- _TASK OBJECTIVE_:
Output, word for word, every line from the line with "Output the text content of this document." through the final line of the data below.

- _SOURCE RECORDS_:

------------------------------------

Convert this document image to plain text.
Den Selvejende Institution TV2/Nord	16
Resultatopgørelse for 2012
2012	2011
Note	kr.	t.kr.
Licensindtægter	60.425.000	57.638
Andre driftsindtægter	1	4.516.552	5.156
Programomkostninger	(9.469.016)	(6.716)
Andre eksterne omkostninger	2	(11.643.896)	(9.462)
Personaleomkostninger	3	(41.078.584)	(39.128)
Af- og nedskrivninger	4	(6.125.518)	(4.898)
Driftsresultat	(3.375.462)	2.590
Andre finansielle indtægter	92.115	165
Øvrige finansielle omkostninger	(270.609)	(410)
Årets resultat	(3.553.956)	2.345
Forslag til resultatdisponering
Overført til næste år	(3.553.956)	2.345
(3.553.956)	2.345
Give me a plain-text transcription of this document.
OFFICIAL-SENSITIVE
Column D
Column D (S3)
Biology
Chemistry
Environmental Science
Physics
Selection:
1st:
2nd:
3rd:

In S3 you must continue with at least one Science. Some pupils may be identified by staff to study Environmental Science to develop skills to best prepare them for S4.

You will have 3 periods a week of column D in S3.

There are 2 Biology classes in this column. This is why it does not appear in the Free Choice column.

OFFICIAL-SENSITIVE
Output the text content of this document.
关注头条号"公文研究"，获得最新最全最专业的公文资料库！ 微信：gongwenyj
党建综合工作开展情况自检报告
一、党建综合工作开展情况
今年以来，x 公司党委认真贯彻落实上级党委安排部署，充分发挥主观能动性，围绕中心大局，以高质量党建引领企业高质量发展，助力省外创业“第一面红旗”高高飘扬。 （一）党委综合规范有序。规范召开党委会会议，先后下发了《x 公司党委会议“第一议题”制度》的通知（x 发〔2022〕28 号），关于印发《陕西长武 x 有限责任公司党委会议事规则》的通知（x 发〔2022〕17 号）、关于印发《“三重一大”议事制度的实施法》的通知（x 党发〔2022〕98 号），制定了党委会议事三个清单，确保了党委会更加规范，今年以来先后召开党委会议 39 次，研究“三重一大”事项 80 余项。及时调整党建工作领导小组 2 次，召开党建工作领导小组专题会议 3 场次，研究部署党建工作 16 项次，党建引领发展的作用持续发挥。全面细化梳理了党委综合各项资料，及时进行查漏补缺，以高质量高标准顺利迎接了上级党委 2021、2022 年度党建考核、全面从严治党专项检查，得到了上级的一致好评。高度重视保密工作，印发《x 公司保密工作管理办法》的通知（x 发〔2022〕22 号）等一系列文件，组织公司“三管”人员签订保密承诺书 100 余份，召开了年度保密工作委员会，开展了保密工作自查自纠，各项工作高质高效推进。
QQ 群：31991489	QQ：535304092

------------------------------------

- _CORRECT RESPONSE_:
Output the text content of this document.
关注头条号"公文研究"，获得最新最全最专业的公文资料库！ 微信：gongwenyj
党建综合工作开展情况自检报告
一、党建综合工作开展情况
今年以来，x 公司党委认真贯彻落实上级党委安排部署，充分发挥主观能动性，围绕中心大局，以高质量党建引领企业高质量发展，助力省外创业“第一面红旗”高高飘扬。 （一）党委综合规范有序。规范召开党委会会议，先后下发了《x 公司党委会议“第一议题”制度》的通知（x 发〔2022〕28 号），关于印发《陕西长武 x 有限责任公司党委会议事规则》的通知（x 发〔2022〕17 号）、关于印发《“三重一大”议事制度的实施法》的通知（x 党发〔2022〕98 号），制定了党委会议事三个清单，确保了党委会更加规范，今年以来先后召开党委会议 39 次，研究“三重一大”事项 80 余项。及时调整党建工作领导小组 2 次，召开党建工作领导小组专题会议 3 场次，研究部署党建工作 16 项次，党建引领发展的作用持续发挥。全面细化梳理了党委综合各项资料，及时进行查漏补缺，以高质量高标准顺利迎接了上级党委 2021、2022 年度党建考核、全面从严治党专项检查，得到了上级的一致好评。高度重视保密工作，印发《x 公司保密工作管理办法》的通知（x 发〔2022〕22 号）等一系列文件，组织公司“三管”人员签订保密承诺书 100 余份，召开了年度保密工作委员会，开展了保密工作自查自纠，各项工作高质高效推进。
QQ 群：31991489	QQ：535304092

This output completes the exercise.